Extract the full listing below without altering a single character.

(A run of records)
"""

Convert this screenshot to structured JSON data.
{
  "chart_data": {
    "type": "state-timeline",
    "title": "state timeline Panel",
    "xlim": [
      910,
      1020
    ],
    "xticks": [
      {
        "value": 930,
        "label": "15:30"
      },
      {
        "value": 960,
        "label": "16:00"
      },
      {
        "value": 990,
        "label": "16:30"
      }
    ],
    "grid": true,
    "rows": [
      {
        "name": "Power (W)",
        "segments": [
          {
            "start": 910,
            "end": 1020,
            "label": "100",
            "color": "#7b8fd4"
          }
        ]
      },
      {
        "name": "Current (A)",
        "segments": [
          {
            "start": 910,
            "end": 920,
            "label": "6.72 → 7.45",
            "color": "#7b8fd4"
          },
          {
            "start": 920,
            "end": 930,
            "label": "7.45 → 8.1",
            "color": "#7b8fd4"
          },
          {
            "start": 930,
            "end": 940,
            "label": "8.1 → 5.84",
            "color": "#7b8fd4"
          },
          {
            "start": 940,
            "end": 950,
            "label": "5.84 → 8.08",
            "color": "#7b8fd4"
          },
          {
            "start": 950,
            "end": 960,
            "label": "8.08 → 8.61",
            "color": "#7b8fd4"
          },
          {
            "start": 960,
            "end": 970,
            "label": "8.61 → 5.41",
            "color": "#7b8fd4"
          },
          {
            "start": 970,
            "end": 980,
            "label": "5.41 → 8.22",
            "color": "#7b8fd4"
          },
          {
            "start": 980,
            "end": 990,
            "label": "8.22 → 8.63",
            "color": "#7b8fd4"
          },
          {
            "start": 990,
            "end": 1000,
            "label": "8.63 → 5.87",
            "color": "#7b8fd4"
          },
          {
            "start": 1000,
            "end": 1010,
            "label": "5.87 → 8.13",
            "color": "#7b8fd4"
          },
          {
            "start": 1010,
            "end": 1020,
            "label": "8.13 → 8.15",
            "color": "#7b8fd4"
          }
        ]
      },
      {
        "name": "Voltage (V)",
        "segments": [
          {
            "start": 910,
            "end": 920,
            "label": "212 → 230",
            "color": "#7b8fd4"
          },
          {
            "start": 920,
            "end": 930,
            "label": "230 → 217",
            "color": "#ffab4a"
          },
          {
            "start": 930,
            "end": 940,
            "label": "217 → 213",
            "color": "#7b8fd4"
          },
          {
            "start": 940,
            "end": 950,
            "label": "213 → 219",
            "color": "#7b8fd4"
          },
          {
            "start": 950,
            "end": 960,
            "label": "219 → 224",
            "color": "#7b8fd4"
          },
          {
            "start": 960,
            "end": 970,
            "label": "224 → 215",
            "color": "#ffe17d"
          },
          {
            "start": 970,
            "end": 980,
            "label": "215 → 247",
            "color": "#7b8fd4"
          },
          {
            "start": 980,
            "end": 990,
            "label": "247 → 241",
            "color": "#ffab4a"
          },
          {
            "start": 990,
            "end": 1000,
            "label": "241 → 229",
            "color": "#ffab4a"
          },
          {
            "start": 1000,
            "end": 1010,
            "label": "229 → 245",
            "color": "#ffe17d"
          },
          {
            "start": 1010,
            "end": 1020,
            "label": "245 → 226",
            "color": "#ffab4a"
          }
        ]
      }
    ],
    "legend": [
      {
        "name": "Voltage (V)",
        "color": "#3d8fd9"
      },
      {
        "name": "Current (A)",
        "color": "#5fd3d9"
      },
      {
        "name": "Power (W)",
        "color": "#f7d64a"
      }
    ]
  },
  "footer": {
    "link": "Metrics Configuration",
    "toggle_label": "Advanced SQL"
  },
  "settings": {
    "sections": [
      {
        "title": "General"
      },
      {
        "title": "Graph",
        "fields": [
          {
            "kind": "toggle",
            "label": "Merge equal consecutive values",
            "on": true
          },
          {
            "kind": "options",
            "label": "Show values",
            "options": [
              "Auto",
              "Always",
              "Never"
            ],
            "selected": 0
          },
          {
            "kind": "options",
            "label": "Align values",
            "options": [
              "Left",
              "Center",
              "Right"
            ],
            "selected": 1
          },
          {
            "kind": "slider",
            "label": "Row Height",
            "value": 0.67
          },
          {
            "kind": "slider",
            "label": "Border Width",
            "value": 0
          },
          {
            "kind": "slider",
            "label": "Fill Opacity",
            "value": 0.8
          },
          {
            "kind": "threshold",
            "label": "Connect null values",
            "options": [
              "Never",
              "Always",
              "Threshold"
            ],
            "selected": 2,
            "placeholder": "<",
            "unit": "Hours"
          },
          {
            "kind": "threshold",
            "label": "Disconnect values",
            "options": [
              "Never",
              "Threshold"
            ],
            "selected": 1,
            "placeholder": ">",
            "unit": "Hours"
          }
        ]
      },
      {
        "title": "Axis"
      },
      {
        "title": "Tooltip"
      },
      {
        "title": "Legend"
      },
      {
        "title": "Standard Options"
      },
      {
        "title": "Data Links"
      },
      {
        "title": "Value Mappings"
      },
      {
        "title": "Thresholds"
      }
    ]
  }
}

"""

Task result:
Convert this screenshot to structured JSON data.
{
  "chart_data": {
    "type": "state-timeline",
    "title": "state timeline Panel",
    "xlim": [
      910,
      1020
    ],
    "xticks": [
      {
        "value": 930,
        "label": "15:30"
      },
      {
        "value": 960,
        "label": "16:00"
      },
      {
        "value": 990,
        "label": "16:30"
      }
    ],
    "grid": true,
    "rows": [
      {
        "name": "Power (W)",
        "segments": [
          {
            "start": 910,
            "end": 1020,
            "label": "100",
            "color": "#7b8fd4"
          }
        ]
      },
      {
        "name": "Current (A)",
        "segments": [
          {
            "start": 910,
            "end": 920,
            "label": "6.72 → 7.45",
            "color": "#7b8fd4"
          },
          {
            "start": 920,
            "end": 930,
            "label": "7.45 → 8.1",
            "color": "#7b8fd4"
          },
          {
            "start": 930,
            "end": 940,
            "label": "8.1 → 5.84",
            "color": "#7b8fd4"
          },
          {
            "start": 940,
            "end": 950,
            "label": "5.84 → 8.08",
            "color": "#7b8fd4"
          },
          {
            "start": 950,
            "end": 960,
            "label": "8.08 → 8.61",
            "color": "#7b8fd4"
          },
          {
            "start": 960,
            "end": 970,
            "label": "8.61 → 5.41",
            "color": "#7b8fd4"
          },
          {
            "start": 970,
            "end": 980,
            "label": "5.41 → 8.22",
            "color": "#7b8fd4"
          },
          {
            "start": 980,
            "end": 990,
            "label": "8.22 → 8.63",
            "color": "#7b8fd4"
          },
          {
            "start": 990,
            "end": 1000,
            "label": "8.63 → 5.87",
            "color": "#7b8fd4"
          },
          {
            "start": 1000,
            "end": 1010,
            "label": "5.87 → 8.13",
            "color": "#7b8fd4"
          },
          {
            "start": 1010,
            "end": 1020,
            "label": "8.13 → 8.15",
            "color": "#7b8fd4"
          }
        ]
      },
      {
        "name": "Voltage (V)",
        "segments": [
          {
            "start": 910,
            "end": 920,
            "label": "212 → 230",
            "color": "#7b8fd4"
          },
          {
            "start": 920,
            "end": 930,
            "label": "230 → 217",
            "color": "#ffab4a"
          },
          {
            "start": 930,
            "end": 940,
            "label": "217 → 213",
            "color": "#7b8fd4"
          },
          {
            "start": 940,
            "end": 950,
            "label": "213 → 219",
            "color": "#7b8fd4"
          },
          {
            "start": 950,
            "end": 960,
            "label": "219 → 224",
            "color": "#7b8fd4"
          },
          {
            "start": 960,
            "end": 970,
            "label": "224 → 215",
            "color": "#ffe17d"
          },
          {
            "start": 970,
            "end": 980,
            "label": "215 → 247",
            "color": "#7b8fd4"
          },
          {
            "start": 980,
            "end": 990,
            "label": "247 → 241",
            "color": "#ffab4a"
          },
          {
            "start": 990,
            "end": 1000,
            "label": "241 → 229",
            "color": "#ffab4a"
          },
          {
            "start": 1000,
            "end": 1010,
            "label": "229 → 245",
            "color": "#ffe17d"
          },
          {
            "start": 1010,
            "end": 1020,
            "label": "245 → 226",
            "color": "#ffab4a"
          }
        ]
      }
    ],
    "legend": [
      {
        "name": "Voltage (V)",
        "color": "#3d8fd9"
      },
      {
        "name": "Current (A)",
        "color": "#5fd3d9"
      },
      {
        "name": "Power (W)",
        "color": "#f7d64a"
      }
    ]
  },
  "footer": {
    "link": "Metrics Configuration",
    "toggle_label": "Advanced SQL"
  },
  "settings": {
    "sections": [
      {
        "title": "General"
      },
      {
        "title": "Graph",
        "fields": [
          {
            "kind": "toggle",
            "label": "Merge equal consecutive values",
            "on": true
          },
          {
            "kind": "options",
            "label": "Show values",
            "options": [
              "Auto",
              "Always",
              "Never"
            ],
            "selected": 0
          },
          {
            "kind": "options",
            "label": "Align values",
            "options": [
              "Left",
              "Center",
              "Right"
            ],
            "selected": 1
          },
          {
            "kind": "slider",
            "label": "Row Height",
            "value": 0.67
          },
          {
            "kind": "slider",
            "label": "Border Width",
            "value": 0
          },
          {
            "kind": "slider",
            "label": "Fill Opacity",
            "value": 0.8
          },
          {
            "kind": "threshold",
            "label": "Connect null values",
            "options": [
              "Never",
              "Always",
              "Threshold"
            ],
            "selected": 2,
            "placeholder": "<",
            "unit": "Hours"
          },
          {
            "kind": "threshold",
            "label": "Disconnect values",
            "options": [
              "Never",
              "Threshold"
            ],
            "selected": 1,
            "placeholder": ">",
            "unit": "Hours"
          }
        ]
      },
      {
        "title": "Axis"
      },
      {
        "title": "Tooltip"
      },
      {
        "title": "Legend"
      },
      {
        "title": "Standard Options"
      },
      {
        "title": "Data Links"
      },
      {
        "title": "Value Mappings"
      },
      {
        "title": "Thresholds"
      }
    ]
  }
}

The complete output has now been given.